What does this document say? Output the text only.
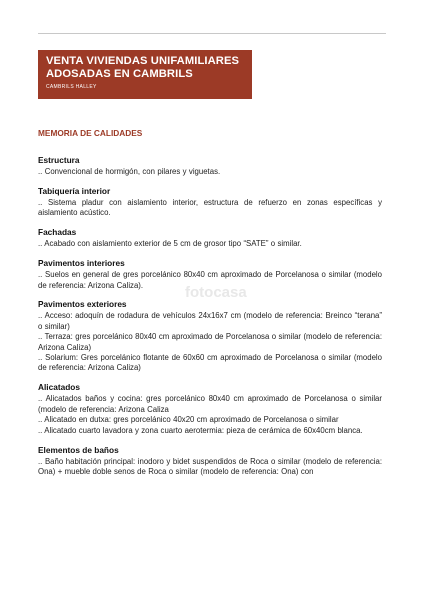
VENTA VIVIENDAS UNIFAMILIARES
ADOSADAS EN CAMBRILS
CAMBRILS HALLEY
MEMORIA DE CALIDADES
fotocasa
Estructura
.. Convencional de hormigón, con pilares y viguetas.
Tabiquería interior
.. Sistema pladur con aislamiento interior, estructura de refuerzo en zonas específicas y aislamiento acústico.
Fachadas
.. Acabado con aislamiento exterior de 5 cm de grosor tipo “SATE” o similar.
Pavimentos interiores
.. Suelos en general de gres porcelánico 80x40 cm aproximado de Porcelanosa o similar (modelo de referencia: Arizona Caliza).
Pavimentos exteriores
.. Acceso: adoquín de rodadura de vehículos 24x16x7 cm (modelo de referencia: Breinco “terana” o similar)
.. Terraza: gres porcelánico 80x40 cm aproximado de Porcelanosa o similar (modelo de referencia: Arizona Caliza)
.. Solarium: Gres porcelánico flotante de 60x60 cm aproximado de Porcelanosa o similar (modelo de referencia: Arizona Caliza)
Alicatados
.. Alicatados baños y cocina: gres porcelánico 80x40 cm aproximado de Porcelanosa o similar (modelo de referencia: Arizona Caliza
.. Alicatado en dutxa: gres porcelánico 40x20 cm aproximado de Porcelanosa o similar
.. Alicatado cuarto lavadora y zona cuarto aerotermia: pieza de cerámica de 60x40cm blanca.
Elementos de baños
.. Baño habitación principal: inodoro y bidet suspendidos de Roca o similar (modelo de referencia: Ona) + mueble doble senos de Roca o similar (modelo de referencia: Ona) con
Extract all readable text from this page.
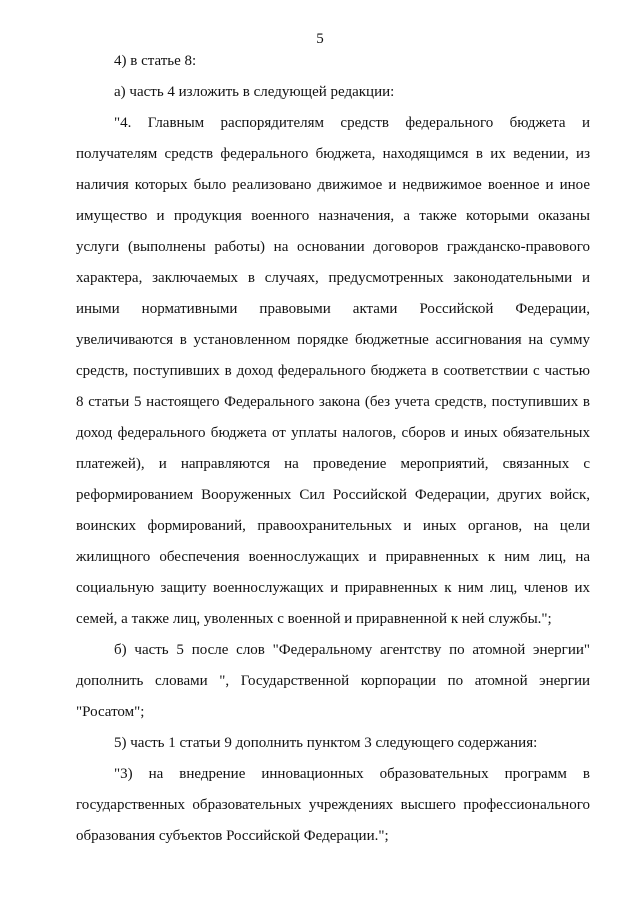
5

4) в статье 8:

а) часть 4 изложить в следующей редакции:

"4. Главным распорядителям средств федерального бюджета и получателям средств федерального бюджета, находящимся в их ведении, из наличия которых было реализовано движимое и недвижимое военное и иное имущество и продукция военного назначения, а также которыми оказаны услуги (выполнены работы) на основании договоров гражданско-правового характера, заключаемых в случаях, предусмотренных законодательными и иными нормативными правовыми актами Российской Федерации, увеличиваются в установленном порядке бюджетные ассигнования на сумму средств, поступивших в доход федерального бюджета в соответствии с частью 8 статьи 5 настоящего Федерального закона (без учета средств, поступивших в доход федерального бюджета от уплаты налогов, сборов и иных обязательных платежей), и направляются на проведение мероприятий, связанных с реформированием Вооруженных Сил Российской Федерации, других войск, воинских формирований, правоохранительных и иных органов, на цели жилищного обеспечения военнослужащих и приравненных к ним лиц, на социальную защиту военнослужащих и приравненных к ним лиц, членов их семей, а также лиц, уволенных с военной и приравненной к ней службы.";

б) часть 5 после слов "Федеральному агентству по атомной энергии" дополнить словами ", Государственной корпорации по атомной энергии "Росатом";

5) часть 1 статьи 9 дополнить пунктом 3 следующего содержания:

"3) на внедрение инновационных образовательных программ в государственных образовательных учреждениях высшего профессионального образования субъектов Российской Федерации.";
········
Your instructions
Pull out all lines from the entries above that include the word "Alicatados".

Answer to this exercise
Alicatados
.. Alicatados baños y cocina: gres porcelánico 80x40 cm aproximado de Porcelanosa o similar (modelo de referencia: Arizona Caliza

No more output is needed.